_Job_: Set down all of the data exactly as it appears.

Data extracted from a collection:

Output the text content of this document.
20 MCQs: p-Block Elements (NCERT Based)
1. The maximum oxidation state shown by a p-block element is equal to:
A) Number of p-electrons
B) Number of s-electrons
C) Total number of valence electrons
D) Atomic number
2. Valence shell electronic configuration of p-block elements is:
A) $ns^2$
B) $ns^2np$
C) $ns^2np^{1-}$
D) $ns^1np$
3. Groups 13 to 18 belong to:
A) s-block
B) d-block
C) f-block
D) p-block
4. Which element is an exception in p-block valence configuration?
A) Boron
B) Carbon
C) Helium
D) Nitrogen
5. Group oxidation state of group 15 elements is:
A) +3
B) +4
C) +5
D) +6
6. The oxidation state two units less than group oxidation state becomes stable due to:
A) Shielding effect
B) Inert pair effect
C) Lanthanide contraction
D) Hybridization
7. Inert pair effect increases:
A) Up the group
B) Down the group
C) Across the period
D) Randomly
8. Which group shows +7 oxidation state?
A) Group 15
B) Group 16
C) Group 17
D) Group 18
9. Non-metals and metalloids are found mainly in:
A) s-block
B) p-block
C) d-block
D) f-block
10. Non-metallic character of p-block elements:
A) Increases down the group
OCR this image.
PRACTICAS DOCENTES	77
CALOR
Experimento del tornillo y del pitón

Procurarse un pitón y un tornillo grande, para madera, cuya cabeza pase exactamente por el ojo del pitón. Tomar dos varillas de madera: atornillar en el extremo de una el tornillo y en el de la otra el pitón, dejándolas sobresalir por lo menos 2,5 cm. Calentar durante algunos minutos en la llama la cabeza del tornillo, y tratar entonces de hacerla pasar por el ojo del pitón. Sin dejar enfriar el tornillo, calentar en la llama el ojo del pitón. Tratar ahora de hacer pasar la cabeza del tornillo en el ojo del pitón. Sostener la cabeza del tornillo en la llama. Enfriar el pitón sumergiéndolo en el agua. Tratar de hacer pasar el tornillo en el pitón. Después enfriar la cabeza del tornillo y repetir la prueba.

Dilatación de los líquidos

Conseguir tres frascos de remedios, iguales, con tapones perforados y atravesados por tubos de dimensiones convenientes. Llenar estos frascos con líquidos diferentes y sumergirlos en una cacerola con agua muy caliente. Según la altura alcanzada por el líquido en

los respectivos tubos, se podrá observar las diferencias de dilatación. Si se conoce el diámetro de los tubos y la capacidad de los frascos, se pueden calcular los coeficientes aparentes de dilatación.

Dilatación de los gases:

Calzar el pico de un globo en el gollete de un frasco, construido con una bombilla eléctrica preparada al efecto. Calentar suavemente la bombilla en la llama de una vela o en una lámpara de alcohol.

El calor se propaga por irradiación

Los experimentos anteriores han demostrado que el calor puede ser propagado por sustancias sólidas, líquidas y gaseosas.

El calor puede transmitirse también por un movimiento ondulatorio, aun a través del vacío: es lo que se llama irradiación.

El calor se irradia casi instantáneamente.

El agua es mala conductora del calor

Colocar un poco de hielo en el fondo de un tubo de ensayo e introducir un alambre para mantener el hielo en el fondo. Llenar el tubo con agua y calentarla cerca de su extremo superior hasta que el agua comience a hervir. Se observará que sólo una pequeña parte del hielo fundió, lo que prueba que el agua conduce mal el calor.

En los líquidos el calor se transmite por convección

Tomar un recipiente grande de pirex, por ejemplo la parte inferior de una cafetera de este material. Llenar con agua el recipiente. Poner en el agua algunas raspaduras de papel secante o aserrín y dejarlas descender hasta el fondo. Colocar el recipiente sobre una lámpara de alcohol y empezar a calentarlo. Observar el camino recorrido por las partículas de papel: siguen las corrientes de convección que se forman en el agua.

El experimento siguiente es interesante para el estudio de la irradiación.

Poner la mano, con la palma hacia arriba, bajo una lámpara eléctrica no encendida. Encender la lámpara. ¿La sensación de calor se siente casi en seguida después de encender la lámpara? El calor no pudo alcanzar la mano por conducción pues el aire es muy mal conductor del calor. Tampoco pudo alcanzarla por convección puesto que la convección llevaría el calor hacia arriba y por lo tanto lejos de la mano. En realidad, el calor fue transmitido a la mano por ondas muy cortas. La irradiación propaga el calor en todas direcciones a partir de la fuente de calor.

_Exercise output_:
Output the text content of this document.
20 MCQs: p-Block Elements (NCERT Based)
1. The maximum oxidation state shown by a p-block element is equal to:
A) Number of p-electrons
B) Number of s-electrons
C) Total number of valence electrons
D) Atomic number
2. Valence shell electronic configuration of p-block elements is:
A) $ns^2$
B) $ns^2np$
C) $ns^2np^{1-}$
D) $ns^1np$
3. Groups 13 to 18 belong to:
A) s-block
B) d-block
C) f-block
D) p-block
4. Which element is an exception in p-block valence configuration?
A) Boron
B) Carbon
C) Helium
D) Nitrogen
5. Group oxidation state of group 15 elements is:
A) +3
B) +4
C) +5
D) +6
6. The oxidation state two units less than group oxidation state becomes stable due to:
A) Shielding effect
B) Inert pair effect
C) Lanthanide contraction
D) Hybridization
7. Inert pair effect increases:
A) Up the group
B) Down the group
C) Across the period
D) Randomly
8. Which group shows +7 oxidation state?
A) Group 15
B) Group 16
C) Group 17
D) Group 18
9. Non-metals and metalloids are found mainly in:
A) s-block
B) p-block
C) d-block
D) f-block
10. Non-metallic character of p-block elements:
A) Increases down the group
OCR this image.
PRACTICAS DOCENTES	77
CALOR
Experimento del tornillo y del pitón

Procurarse un pitón y un tornillo grande, para madera, cuya cabeza pase exactamente por el ojo del pitón. Tomar dos varillas de madera: atornillar en el extremo de una el tornillo y en el de la otra el pitón, dejándolas sobresalir por lo menos 2,5 cm. Calentar durante algunos minutos en la llama la cabeza del tornillo, y tratar entonces de hacerla pasar por el ojo del pitón. Sin dejar enfriar el tornillo, calentar en la llama el ojo del pitón. Tratar ahora de hacer pasar la cabeza del tornillo en el ojo del pitón. Sostener la cabeza del tornillo en la llama. Enfriar el pitón sumergiéndolo en el agua. Tratar de hacer pasar el tornillo en el pitón. Después enfriar la cabeza del tornillo y repetir la prueba.

Dilatación de los líquidos

Conseguir tres frascos de remedios, iguales, con tapones perforados y atravesados por tubos de dimensiones convenientes. Llenar estos frascos con líquidos diferentes y sumergirlos en una cacerola con agua muy caliente. Según la altura alcanzada por el líquido en

los respectivos tubos, se podrá observar las diferencias de dilatación. Si se conoce el diámetro de los tubos y la capacidad de los frascos, se pueden calcular los coeficientes aparentes de dilatación.

Dilatación de los gases:

Calzar el pico de un globo en el gollete de un frasco, construido con una bombilla eléctrica preparada al efecto. Calentar suavemente la bombilla en la llama de una vela o en una lámpara de alcohol.

El calor se propaga por irradiación

Los experimentos anteriores han demostrado que el calor puede ser propagado por sustancias sólidas, líquidas y gaseosas.

El calor puede transmitirse también por un movimiento ondulatorio, aun a través del vacío: es lo que se llama irradiación.

El calor se irradia casi instantáneamente.

El agua es mala conductora del calor

Colocar un poco de hielo en el fondo de un tubo de ensayo e introducir un alambre para mantener el hielo en el fondo. Llenar el tubo con agua y calentarla cerca de su extremo superior hasta que el agua comience a hervir. Se observará que sólo una pequeña parte del hielo fundió, lo que prueba que el agua conduce mal el calor.

En los líquidos el calor se transmite por convección

Tomar un recipiente grande de pirex, por ejemplo la parte inferior de una cafetera de este material. Llenar con agua el recipiente. Poner en el agua algunas raspaduras de papel secante o aserrín y dejarlas descender hasta el fondo. Colocar el recipiente sobre una lámpara de alcohol y empezar a calentarlo. Observar el camino recorrido por las partículas de papel: siguen las corrientes de convección que se forman en el agua.

El experimento siguiente es interesante para el estudio de la irradiación.

Poner la mano, con la palma hacia arriba, bajo una lámpara eléctrica no encendida. Encender la lámpara. ¿La sensación de calor se siente casi en seguida después de encender la lámpara? El calor no pudo alcanzar la mano por conducción pues el aire es muy mal conductor del calor. Tampoco pudo alcanzarla por convección puesto que la convección llevaría el calor hacia arriba y por lo tanto lejos de la mano. En realidad, el calor fue transmitido a la mano por ondas muy cortas. La irradiación propaga el calor en todas direcciones a partir de la fuente de calor.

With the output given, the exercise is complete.